*Dataset rows about figures*.
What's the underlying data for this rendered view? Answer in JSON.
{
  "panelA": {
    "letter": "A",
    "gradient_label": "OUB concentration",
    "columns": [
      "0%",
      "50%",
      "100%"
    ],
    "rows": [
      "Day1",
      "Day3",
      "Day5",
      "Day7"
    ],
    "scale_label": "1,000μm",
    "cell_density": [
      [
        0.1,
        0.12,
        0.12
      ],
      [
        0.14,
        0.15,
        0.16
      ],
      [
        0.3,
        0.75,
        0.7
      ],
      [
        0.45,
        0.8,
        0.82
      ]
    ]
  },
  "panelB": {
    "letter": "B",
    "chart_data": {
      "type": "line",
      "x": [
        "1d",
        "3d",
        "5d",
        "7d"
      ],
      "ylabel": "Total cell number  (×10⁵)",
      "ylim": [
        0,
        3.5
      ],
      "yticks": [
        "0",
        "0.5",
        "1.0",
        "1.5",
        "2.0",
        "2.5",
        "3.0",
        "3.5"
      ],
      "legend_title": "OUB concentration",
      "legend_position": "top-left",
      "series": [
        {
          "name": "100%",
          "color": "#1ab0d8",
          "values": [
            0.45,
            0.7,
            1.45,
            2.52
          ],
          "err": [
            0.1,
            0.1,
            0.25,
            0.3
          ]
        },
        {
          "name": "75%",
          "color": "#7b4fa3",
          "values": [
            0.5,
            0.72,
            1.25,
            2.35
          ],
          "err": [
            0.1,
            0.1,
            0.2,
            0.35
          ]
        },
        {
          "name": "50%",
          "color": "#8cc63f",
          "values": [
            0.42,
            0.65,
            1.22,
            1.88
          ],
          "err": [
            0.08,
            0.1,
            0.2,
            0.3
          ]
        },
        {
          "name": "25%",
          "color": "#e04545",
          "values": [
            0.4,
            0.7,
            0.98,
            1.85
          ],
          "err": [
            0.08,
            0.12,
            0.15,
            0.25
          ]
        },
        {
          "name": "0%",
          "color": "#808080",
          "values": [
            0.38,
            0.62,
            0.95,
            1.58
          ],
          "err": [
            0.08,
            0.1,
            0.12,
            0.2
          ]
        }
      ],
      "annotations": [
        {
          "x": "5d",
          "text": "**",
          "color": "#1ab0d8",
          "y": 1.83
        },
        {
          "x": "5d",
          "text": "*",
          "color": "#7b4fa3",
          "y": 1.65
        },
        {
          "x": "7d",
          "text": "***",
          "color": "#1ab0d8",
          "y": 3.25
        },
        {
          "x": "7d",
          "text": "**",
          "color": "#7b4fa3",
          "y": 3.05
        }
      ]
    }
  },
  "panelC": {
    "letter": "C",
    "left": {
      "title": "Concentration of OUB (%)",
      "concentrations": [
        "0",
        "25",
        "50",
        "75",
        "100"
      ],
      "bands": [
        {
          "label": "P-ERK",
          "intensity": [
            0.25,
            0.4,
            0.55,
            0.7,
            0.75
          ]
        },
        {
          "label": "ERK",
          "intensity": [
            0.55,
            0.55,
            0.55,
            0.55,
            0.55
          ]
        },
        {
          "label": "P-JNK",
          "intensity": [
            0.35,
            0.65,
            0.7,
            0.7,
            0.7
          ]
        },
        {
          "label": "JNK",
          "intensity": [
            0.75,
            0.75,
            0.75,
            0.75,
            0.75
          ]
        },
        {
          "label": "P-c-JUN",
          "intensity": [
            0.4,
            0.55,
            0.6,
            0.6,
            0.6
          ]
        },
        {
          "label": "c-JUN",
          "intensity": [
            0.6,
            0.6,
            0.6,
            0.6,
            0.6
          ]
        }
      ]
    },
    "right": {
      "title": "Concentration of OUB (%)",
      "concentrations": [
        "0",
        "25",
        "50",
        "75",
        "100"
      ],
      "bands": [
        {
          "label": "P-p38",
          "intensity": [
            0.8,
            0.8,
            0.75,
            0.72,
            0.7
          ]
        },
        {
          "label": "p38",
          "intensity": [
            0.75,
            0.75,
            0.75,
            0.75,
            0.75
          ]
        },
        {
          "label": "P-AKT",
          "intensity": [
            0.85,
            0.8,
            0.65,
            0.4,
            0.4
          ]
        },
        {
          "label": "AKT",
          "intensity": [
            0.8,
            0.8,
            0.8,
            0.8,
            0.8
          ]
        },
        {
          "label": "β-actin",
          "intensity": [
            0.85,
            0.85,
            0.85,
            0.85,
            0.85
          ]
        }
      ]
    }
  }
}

...

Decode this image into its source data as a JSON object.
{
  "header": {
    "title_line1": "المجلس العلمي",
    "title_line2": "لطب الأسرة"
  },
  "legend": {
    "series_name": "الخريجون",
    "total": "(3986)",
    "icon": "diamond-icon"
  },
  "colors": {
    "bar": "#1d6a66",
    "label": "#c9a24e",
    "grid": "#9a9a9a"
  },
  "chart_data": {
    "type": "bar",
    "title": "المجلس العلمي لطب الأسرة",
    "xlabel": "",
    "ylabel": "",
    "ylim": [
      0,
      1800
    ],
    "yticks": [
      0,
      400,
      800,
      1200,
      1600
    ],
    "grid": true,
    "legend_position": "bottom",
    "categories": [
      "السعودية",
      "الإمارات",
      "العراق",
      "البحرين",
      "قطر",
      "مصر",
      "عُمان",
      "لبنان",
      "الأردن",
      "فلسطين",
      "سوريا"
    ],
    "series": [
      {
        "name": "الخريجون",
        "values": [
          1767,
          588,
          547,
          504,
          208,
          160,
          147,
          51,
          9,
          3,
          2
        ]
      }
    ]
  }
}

*Exercise objective*. Return every line containing "المجلس".

*Result for this task*.
    "title_line1": "المجلس العلمي",
    "title": "المجلس العلمي لطب الأسرة",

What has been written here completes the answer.